→ **Problem requirements**: Check each line of the data below for the word "inch", then extract the ones that have it.

→ **Raw records**:
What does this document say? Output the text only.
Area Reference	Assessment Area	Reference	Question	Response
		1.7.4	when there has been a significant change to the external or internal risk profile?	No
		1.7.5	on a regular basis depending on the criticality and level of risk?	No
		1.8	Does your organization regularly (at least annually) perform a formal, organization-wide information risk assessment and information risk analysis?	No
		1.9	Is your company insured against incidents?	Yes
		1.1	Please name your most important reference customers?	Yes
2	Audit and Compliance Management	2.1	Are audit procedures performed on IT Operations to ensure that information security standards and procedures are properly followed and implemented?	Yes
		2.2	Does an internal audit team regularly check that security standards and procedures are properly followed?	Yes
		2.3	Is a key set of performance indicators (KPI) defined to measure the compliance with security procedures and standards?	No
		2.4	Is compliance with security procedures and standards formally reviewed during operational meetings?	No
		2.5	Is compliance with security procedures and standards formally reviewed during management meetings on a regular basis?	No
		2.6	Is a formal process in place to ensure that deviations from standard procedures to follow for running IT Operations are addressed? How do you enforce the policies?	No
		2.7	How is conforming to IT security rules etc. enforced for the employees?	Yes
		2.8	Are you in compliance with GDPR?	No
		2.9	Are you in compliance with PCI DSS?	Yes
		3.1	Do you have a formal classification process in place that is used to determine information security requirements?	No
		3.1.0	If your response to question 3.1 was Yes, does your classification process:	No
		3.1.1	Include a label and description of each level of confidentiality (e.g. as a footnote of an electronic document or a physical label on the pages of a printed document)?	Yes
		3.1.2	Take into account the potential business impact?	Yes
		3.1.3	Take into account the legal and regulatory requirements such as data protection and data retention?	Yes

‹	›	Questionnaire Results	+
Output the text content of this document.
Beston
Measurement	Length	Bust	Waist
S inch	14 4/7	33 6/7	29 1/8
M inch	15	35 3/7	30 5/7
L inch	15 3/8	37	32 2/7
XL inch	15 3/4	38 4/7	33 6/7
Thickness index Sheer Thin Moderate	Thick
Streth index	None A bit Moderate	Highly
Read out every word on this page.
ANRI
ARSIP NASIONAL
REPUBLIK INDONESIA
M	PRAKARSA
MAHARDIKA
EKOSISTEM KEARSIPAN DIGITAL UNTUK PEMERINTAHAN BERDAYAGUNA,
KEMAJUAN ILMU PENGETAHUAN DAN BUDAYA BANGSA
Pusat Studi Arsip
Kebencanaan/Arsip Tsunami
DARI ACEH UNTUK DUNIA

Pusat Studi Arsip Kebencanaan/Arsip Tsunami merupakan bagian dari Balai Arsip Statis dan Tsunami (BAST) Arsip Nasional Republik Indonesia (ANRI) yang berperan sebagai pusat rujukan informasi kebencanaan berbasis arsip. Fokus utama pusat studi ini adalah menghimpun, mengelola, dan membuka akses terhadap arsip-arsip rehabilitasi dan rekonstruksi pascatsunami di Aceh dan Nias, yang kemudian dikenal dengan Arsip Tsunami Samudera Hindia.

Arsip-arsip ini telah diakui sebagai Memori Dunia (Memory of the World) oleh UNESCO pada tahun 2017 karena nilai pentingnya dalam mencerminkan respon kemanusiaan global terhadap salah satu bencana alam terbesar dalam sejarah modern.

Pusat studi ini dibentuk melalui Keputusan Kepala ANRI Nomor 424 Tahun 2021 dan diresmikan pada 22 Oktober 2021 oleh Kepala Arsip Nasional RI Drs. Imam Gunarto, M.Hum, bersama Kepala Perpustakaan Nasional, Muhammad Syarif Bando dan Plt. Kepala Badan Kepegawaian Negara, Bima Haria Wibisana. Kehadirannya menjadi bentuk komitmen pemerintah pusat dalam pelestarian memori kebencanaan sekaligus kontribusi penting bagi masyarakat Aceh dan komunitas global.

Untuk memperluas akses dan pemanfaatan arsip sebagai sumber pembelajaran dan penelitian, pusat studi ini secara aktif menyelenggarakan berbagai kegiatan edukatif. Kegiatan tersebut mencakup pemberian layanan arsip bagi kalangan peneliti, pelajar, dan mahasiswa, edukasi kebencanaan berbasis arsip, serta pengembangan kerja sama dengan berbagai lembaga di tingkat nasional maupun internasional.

→ **Task response**:
S inch	14 4/7	33 6/7	29 1/8
M inch	15	35 3/7	30 5/7
L inch	15 3/8	37	32 2/7
XL inch	15 3/4	38 4/7	33 6/7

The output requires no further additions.